WHAT IS NEEDED>
Identify each line below that contains the word "screenshot", and copy it out.

AVAILABLE RECORDS>
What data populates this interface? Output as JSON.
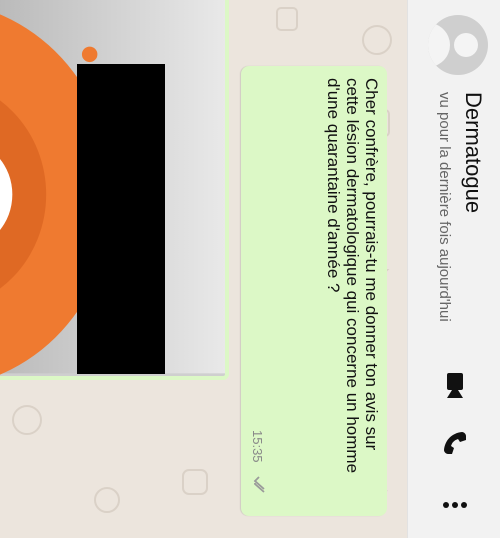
{
  "header": {
    "contact_name": "Dermatogue",
    "status": "vu pour la dernière fois aujourd'hui",
    "icons": [
      "avatar",
      "video-call-icon",
      "phone-icon",
      "more-vert-icon"
    ]
  },
  "messages": [
    {
      "type": "text",
      "text": "Cher confrère, pourrais-tu me donner ton avis sur cette lésion dermatologique qui concerne un homme d'une quarantaine d'année ?",
      "time": "15:35",
      "status_icon": "double-check-icon"
    },
    {
      "type": "image",
      "redacted": true
    }
  ],
  "colors": {
    "appbar": "#f2f2f2",
    "chat_bg": "#ece5dd",
    "bubble_out": "#dcf8c6",
    "photo_orange": "#ef7a30"
  }
}
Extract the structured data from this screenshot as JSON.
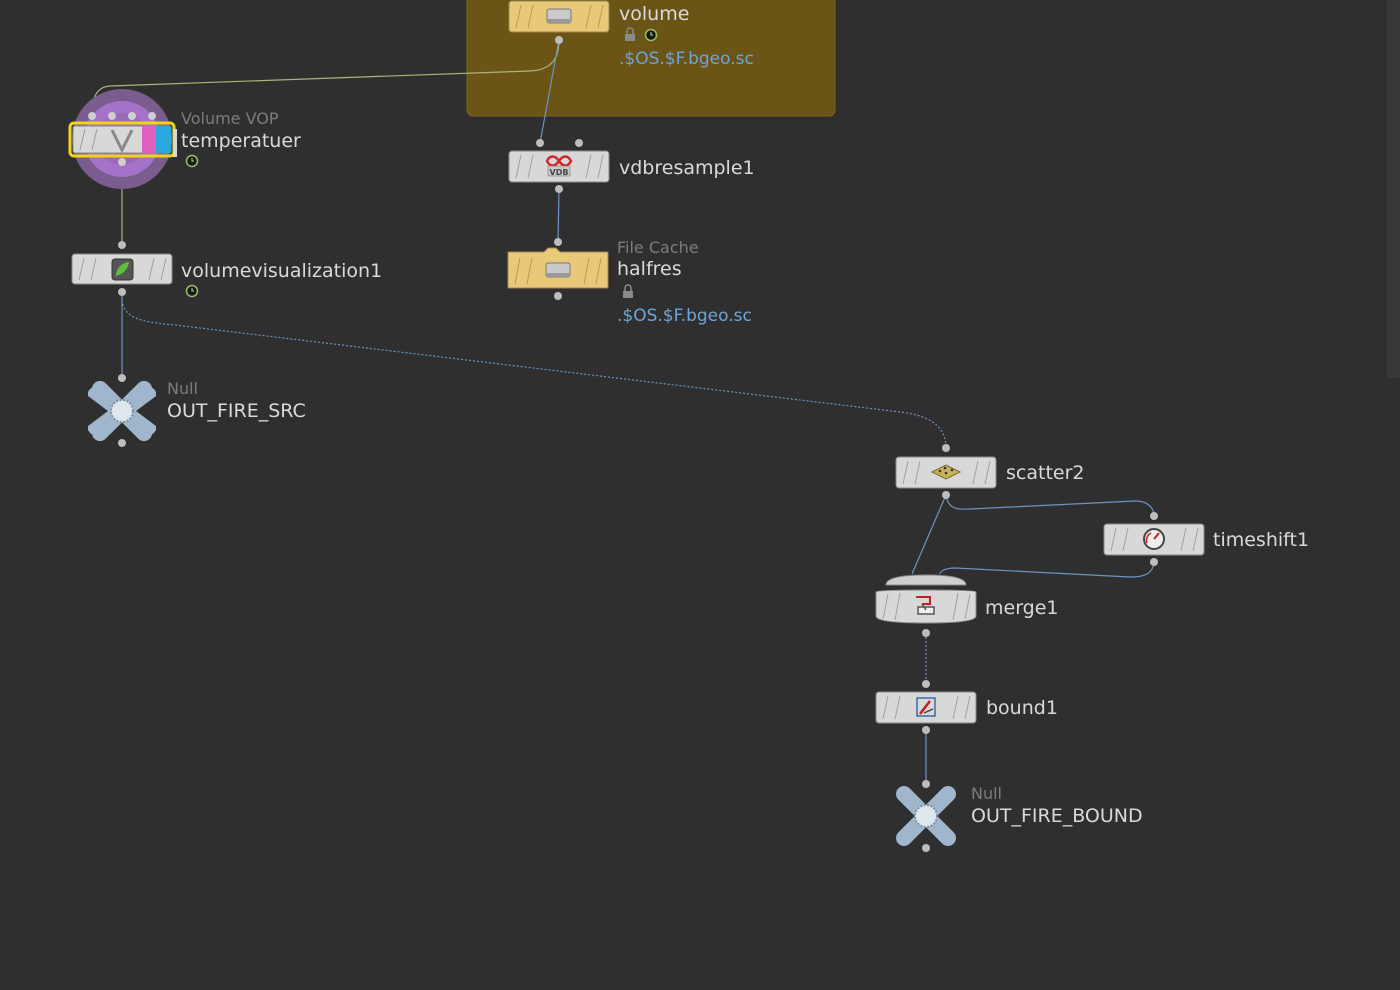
{
  "network_box": {
    "color": "#6b5516"
  },
  "nodes": {
    "volume": {
      "name": "volume",
      "path": ".$OS.$F.bgeo.sc",
      "icon": "disk-icon"
    },
    "temperatuer": {
      "type": "Volume VOP",
      "name": "temperatuer",
      "icon": "vop-v-icon"
    },
    "vdbresample1": {
      "name": "vdbresample1",
      "icon": "vdb-icon"
    },
    "halfres": {
      "type": "File Cache",
      "name": "halfres",
      "path": ".$OS.$F.bgeo.sc",
      "icon": "disk-icon"
    },
    "volumevisualization1": {
      "name": "volumevisualization1",
      "icon": "volume-vis-icon"
    },
    "out_fire_src": {
      "type": "Null",
      "name": "OUT_FIRE_SRC"
    },
    "scatter2": {
      "name": "scatter2",
      "icon": "scatter-icon"
    },
    "timeshift1": {
      "name": "timeshift1",
      "icon": "clock-icon"
    },
    "merge1": {
      "name": "merge1",
      "icon": "merge-icon"
    },
    "bound1": {
      "name": "bound1",
      "icon": "bound-icon"
    },
    "out_fire_bound": {
      "type": "Null",
      "name": "OUT_FIRE_BOUND"
    }
  },
  "colors": {
    "node_body": "#d8d8d8",
    "cache_body": "#e8c97a",
    "selected_outline": "#f2d416",
    "wire_blue": "#6f93bf",
    "wire_green": "#a8b57e",
    "null_color": "#9fb6cc",
    "path_text": "#6ea5d8"
  }
}
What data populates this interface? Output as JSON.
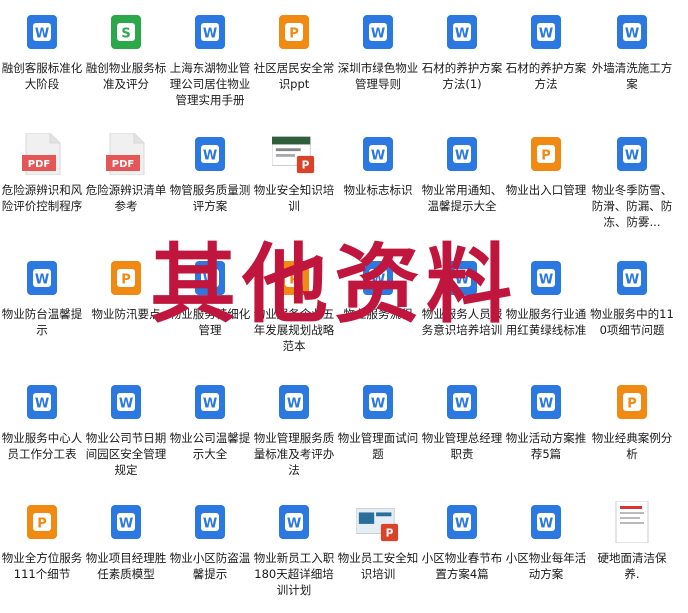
{
  "files": [
    {
      "name": "融创客服标准化大阶段",
      "type": "word"
    },
    {
      "name": "融创物业服务标准及评分",
      "type": "wps"
    },
    {
      "name": "上海东湖物业管理公司居住物业管理实用手册",
      "type": "word"
    },
    {
      "name": "社区居民安全常识ppt",
      "type": "ppt"
    },
    {
      "name": "深圳市绿色物业管理导则",
      "type": "word"
    },
    {
      "name": "石材的养护方案方法(1)",
      "type": "word"
    },
    {
      "name": "石材的养护方案方法",
      "type": "word"
    },
    {
      "name": "外墙清洗施工方案",
      "type": "word"
    },
    {
      "name": "危险源辨识和风险评价控制程序",
      "type": "pdf"
    },
    {
      "name": "危险源辨识清单参考",
      "type": "pdf"
    },
    {
      "name": "物管服务质量测评方案",
      "type": "word"
    },
    {
      "name": "物业安全知识培训",
      "type": "thumb-ppt"
    },
    {
      "name": "物业标志标识",
      "type": "word"
    },
    {
      "name": "物业常用通知、温馨提示大全",
      "type": "word"
    },
    {
      "name": "物业出入口管理",
      "type": "ppt"
    },
    {
      "name": "物业冬季防雪、防滑、防漏、防冻、防雾...",
      "type": "word"
    },
    {
      "name": "物业防台温馨提示",
      "type": "word"
    },
    {
      "name": "物业防汛要点",
      "type": "ppt"
    },
    {
      "name": "物业服务精细化管理",
      "type": "word"
    },
    {
      "name": "物业服务企业五年发展规划战略范本",
      "type": "ppt"
    },
    {
      "name": "物业服务流程",
      "type": "word"
    },
    {
      "name": "物业服务人员服务意识培养培训",
      "type": "word"
    },
    {
      "name": "物业服务行业通用红黄绿线标准",
      "type": "word"
    },
    {
      "name": "物业服务中的110项细节问题",
      "type": "word"
    },
    {
      "name": "物业服务中心人员工作分工表",
      "type": "word"
    },
    {
      "name": "物业公司节日期间园区安全管理规定",
      "type": "word"
    },
    {
      "name": "物业公司温馨提示大全",
      "type": "word"
    },
    {
      "name": "物业管理服务质量标准及考评办法",
      "type": "word"
    },
    {
      "name": "物业管理面试问题",
      "type": "word"
    },
    {
      "name": "物业管理总经理职责",
      "type": "word"
    },
    {
      "name": "物业活动方案推荐5篇",
      "type": "word"
    },
    {
      "name": "物业经典案例分析",
      "type": "ppt"
    },
    {
      "name": "物业全方位服务111个细节",
      "type": "ppt"
    },
    {
      "name": "物业项目经理胜任素质模型",
      "type": "word"
    },
    {
      "name": "物业小区防盗温馨提示",
      "type": "word"
    },
    {
      "name": "物业新员工入职180天超详细培训计划",
      "type": "word"
    },
    {
      "name": "物业员工安全知识培训",
      "type": "thumb-ppt2"
    },
    {
      "name": "小区物业春节布置方案4篇",
      "type": "word"
    },
    {
      "name": "小区物业每年活动方案",
      "type": "word"
    },
    {
      "name": "硬地面清洁保养.",
      "type": "thumb-doc"
    }
  ],
  "watermark": "其他资料",
  "labels": {
    "pdf": "PDF",
    "word": "W",
    "wps": "S",
    "ppt": "P"
  },
  "colors": {
    "word": "#2b79e0",
    "wps": "#2aa84a",
    "ppt": "#f08a12",
    "pdf": "#e55656",
    "watermark": "#c0163e"
  }
}
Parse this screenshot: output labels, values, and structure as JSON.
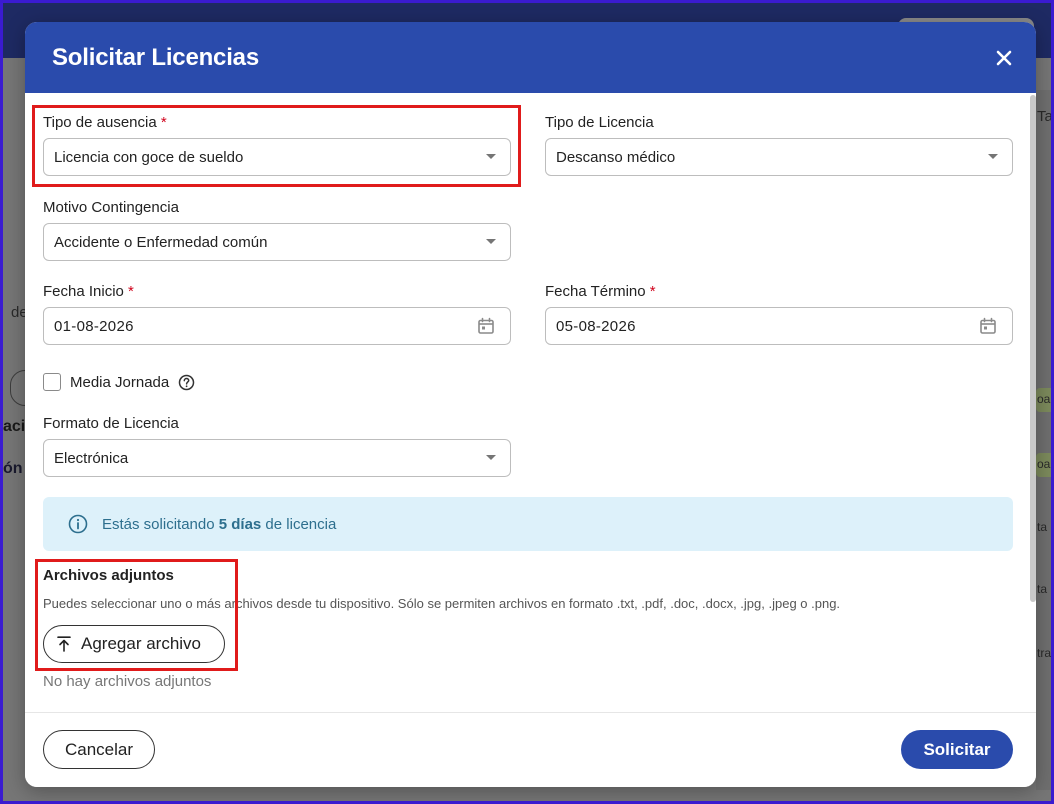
{
  "modal": {
    "title": "Solicitar Licencias"
  },
  "form": {
    "tipo_ausencia": {
      "label": "Tipo de ausencia",
      "required_mark": "*",
      "value": "Licencia con goce de sueldo"
    },
    "tipo_licencia": {
      "label": "Tipo de Licencia",
      "value": "Descanso médico"
    },
    "motivo_contingencia": {
      "label": "Motivo Contingencia",
      "value": "Accidente o Enfermedad común"
    },
    "fecha_inicio": {
      "label": "Fecha Inicio",
      "required_mark": "*",
      "value": "01-08-2026"
    },
    "fecha_termino": {
      "label": "Fecha Término",
      "required_mark": "*",
      "value": "05-08-2026"
    },
    "media_jornada": {
      "label": "Media Jornada",
      "checked": false
    },
    "formato_licencia": {
      "label": "Formato de Licencia",
      "value": "Electrónica"
    }
  },
  "info": {
    "prefix": "Estás solicitando ",
    "days": "5 días",
    "suffix": " de licencia"
  },
  "attachments": {
    "title": "Archivos adjuntos",
    "help": "Puedes seleccionar uno o más archivos desde tu dispositivo. Sólo se permiten archivos en formato .txt, .pdf, .doc, .docx, .jpg, .jpeg o .png.",
    "add_label": "Agregar archivo",
    "empty_text": "No hay archivos adjuntos"
  },
  "footer": {
    "cancel_label": "Cancelar",
    "submit_label": "Solicitar"
  },
  "background": {
    "fragments": [
      "Ta",
      "de",
      "aci",
      "ón",
      "oa",
      "oa",
      "ta",
      "ta",
      "tra"
    ]
  },
  "colors": {
    "header": "#2a4bac",
    "highlight": "#e01b1b",
    "info_bg": "#ddf1fa",
    "info_text": "#2d6f8e",
    "required": "#d0021b"
  },
  "icons": {
    "close": "close-icon",
    "dropdown": "chevron-down-icon",
    "calendar": "calendar-icon",
    "help": "help-circle-icon",
    "info": "info-icon",
    "upload": "upload-icon"
  }
}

EXPECTED ANSWER>
Extract the structured data from this screenshot as JSON.
Parse this screenshot: output labels, values, and structure as JSON.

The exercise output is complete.